**Data extract**
## BEGIN
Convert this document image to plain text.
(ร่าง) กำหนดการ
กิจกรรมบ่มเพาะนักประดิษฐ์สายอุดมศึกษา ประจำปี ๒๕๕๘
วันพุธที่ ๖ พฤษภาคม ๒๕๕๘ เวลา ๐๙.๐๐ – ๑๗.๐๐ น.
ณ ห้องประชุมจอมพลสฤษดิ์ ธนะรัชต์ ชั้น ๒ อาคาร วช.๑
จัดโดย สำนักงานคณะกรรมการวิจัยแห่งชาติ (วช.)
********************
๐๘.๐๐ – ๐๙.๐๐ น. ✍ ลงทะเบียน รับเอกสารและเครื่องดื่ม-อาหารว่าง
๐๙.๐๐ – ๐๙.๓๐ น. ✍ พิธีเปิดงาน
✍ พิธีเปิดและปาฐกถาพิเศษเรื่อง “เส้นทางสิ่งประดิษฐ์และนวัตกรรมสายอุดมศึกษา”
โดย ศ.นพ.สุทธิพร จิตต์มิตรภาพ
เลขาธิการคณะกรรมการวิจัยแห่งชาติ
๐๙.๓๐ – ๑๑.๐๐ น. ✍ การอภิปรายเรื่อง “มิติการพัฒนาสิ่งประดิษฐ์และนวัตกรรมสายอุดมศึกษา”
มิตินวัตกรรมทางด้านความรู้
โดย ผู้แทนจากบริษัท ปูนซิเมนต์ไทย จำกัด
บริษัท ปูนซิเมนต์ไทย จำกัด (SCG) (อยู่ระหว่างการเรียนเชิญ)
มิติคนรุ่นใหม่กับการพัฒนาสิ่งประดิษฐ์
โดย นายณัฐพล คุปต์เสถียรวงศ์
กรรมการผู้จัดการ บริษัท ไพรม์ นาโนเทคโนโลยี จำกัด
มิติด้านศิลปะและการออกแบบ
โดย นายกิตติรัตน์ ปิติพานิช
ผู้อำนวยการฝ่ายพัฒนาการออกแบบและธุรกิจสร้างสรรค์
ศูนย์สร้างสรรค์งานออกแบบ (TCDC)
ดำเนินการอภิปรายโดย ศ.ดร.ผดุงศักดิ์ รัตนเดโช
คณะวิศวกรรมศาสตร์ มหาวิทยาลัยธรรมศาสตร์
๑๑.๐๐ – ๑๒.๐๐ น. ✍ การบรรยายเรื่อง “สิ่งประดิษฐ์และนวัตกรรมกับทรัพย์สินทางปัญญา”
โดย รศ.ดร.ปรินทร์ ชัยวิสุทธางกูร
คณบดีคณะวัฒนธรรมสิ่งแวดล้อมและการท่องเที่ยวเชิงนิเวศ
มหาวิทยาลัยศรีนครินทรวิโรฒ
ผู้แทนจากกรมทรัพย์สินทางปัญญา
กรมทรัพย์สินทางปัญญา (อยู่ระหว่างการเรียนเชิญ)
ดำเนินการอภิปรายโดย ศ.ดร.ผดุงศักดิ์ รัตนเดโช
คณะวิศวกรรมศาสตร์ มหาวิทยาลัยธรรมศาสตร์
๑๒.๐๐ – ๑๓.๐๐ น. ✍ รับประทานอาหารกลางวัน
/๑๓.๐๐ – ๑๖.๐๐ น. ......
## END
**Goal of the exercise**
Write down every line of the data above that includes the string "างสรรค".

**Result for this exercise**
ผู้อำนวยการฝ่ายพัฒนาการออกแบบและธุรกิจสร้างสรรค์
ศูนย์สร้างสรรค์งานออกแบบ (TCDC)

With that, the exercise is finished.